### Input records
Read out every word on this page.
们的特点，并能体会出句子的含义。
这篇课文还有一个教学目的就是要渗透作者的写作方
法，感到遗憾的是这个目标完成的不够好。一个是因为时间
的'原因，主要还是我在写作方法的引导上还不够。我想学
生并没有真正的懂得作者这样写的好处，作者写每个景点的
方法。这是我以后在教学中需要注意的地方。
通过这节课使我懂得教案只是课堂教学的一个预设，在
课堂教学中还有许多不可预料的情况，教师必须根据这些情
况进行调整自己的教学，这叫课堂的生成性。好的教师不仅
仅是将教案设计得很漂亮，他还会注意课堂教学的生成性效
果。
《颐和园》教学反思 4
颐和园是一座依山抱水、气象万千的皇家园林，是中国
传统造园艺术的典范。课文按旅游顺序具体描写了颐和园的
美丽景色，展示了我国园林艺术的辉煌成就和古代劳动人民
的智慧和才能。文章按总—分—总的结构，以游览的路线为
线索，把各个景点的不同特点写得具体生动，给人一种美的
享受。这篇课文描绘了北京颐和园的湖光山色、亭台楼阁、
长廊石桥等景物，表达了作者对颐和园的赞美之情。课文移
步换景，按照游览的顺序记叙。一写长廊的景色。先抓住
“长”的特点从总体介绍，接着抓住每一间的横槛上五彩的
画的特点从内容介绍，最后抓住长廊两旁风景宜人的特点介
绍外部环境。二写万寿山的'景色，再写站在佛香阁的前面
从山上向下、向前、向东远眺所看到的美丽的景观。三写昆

### What is being asked
Write the data out again in full and exactly.

### Finished task
Read out every word on this page.
们的特点，并能体会出句子的含义。
这篇课文还有一个教学目的就是要渗透作者的写作方
法，感到遗憾的是这个目标完成的不够好。一个是因为时间
的'原因，主要还是我在写作方法的引导上还不够。我想学
生并没有真正的懂得作者这样写的好处，作者写每个景点的
方法。这是我以后在教学中需要注意的地方。
通过这节课使我懂得教案只是课堂教学的一个预设，在
课堂教学中还有许多不可预料的情况，教师必须根据这些情
况进行调整自己的教学，这叫课堂的生成性。好的教师不仅
仅是将教案设计得很漂亮，他还会注意课堂教学的生成性效
果。
《颐和园》教学反思 4
颐和园是一座依山抱水、气象万千的皇家园林，是中国
传统造园艺术的典范。课文按旅游顺序具体描写了颐和园的
美丽景色，展示了我国园林艺术的辉煌成就和古代劳动人民
的智慧和才能。文章按总—分—总的结构，以游览的路线为
线索，把各个景点的不同特点写得具体生动，给人一种美的
享受。这篇课文描绘了北京颐和园的湖光山色、亭台楼阁、
长廊石桥等景物，表达了作者对颐和园的赞美之情。课文移
步换景，按照游览的顺序记叙。一写长廊的景色。先抓住
“长”的特点从总体介绍，接着抓住每一间的横槛上五彩的
画的特点从内容介绍，最后抓住长廊两旁风景宜人的特点介
绍外部环境。二写万寿山的'景色，再写站在佛香阁的前面
从山上向下、向前、向东远眺所看到的美丽的景观。三写昆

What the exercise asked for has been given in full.